* Records for this task
__________
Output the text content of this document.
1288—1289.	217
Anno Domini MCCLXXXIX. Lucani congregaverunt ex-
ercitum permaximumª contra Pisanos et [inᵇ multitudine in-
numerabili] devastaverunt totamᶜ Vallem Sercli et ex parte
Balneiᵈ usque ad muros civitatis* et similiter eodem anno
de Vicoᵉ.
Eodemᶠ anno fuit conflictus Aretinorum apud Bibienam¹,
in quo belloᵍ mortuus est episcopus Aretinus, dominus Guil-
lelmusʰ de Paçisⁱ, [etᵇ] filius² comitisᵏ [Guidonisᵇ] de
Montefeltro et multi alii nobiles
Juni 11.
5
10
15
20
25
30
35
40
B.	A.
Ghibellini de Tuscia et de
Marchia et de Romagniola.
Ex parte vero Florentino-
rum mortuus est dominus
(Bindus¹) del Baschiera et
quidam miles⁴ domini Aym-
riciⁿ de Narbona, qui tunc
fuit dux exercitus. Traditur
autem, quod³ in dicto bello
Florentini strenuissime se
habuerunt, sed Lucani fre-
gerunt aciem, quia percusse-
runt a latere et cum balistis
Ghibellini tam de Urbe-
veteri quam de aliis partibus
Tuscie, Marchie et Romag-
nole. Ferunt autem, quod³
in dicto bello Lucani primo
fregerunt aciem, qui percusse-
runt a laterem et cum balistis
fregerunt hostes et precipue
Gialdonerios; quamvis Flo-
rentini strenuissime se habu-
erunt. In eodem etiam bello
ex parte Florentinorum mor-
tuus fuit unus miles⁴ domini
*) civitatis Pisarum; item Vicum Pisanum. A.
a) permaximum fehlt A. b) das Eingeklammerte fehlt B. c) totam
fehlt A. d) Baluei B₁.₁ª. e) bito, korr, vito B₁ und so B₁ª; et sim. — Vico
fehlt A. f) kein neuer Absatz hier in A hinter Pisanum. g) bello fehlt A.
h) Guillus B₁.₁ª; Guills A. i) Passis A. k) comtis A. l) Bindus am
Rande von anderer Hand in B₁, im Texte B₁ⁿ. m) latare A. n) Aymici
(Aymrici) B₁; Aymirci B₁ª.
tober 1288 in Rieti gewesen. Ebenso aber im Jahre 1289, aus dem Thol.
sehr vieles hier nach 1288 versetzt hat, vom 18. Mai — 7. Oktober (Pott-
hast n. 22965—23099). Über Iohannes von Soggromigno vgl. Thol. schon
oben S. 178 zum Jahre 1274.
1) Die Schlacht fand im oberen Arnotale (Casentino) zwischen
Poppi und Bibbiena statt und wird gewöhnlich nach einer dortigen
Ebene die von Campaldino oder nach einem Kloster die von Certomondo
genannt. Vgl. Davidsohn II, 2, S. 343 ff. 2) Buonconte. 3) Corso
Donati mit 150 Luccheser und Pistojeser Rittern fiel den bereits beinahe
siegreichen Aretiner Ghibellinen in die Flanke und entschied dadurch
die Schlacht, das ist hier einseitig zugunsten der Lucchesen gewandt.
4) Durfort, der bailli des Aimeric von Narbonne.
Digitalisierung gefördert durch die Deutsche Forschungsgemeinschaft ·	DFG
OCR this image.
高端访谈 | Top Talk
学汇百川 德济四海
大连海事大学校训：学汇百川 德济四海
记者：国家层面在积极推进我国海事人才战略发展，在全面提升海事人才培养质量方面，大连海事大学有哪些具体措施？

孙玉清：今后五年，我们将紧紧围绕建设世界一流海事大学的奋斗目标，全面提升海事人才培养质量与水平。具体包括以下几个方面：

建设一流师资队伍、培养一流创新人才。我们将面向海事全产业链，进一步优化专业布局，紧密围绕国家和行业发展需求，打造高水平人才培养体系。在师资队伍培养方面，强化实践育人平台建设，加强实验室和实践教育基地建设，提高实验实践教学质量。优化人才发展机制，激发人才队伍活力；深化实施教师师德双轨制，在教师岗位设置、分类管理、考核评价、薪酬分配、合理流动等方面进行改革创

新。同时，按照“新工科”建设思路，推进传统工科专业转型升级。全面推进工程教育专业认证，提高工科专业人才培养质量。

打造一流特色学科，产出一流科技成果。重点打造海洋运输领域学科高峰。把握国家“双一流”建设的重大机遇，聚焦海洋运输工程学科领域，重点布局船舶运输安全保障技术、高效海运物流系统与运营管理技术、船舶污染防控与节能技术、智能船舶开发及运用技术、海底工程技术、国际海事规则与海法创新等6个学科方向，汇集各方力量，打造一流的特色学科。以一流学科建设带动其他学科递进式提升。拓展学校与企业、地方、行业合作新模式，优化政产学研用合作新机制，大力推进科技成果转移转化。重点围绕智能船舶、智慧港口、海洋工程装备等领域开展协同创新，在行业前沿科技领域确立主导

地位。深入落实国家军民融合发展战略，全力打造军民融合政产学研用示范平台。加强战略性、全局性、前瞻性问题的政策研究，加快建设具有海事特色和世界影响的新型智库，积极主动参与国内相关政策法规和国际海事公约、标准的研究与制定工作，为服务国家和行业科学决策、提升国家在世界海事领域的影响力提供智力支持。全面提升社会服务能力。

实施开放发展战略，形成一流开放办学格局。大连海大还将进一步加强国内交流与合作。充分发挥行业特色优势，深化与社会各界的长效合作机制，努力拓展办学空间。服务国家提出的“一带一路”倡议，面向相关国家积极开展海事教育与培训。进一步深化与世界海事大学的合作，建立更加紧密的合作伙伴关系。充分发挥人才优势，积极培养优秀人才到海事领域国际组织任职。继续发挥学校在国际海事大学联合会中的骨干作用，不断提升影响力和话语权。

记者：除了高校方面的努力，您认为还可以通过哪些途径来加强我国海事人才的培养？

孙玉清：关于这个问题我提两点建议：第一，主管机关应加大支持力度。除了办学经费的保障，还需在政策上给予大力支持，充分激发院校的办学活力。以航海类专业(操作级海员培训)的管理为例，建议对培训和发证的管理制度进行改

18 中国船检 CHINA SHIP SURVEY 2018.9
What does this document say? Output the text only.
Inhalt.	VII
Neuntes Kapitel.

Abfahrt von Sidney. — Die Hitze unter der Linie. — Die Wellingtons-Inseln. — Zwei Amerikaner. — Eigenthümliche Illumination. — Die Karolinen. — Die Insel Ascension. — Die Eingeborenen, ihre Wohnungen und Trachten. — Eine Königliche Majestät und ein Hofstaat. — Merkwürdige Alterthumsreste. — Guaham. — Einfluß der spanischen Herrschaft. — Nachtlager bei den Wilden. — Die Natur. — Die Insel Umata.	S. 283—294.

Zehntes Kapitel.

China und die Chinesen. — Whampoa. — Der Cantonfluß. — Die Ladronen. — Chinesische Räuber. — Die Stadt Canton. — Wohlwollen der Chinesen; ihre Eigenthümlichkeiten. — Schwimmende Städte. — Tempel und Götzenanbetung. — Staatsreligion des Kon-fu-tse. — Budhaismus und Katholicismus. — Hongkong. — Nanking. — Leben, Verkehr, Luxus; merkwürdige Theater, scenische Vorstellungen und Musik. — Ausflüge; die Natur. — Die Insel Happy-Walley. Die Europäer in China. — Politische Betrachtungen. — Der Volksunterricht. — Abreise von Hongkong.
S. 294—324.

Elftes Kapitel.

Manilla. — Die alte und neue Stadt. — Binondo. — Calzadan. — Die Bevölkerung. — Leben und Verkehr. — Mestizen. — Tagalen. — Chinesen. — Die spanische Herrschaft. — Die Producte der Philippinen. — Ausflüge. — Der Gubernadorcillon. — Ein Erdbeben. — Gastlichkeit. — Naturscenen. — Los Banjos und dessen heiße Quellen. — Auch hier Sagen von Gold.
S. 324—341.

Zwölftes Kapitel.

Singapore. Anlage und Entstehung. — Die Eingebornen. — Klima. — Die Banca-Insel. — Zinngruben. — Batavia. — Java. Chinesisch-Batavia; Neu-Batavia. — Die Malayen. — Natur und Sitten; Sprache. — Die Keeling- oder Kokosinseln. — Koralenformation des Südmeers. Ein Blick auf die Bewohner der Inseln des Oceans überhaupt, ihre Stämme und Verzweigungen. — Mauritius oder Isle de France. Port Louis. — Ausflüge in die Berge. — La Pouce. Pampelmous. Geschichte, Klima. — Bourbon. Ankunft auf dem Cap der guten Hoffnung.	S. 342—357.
__________
* What needs to be done
Using the records above, pull out each line where the word "parte" occurs.

* Answer to this task
numerabili] devastaverunt totamᶜ Vallem Sercli et ex parte
Ex parte vero Florentino-
ex parte Florentinorum mor-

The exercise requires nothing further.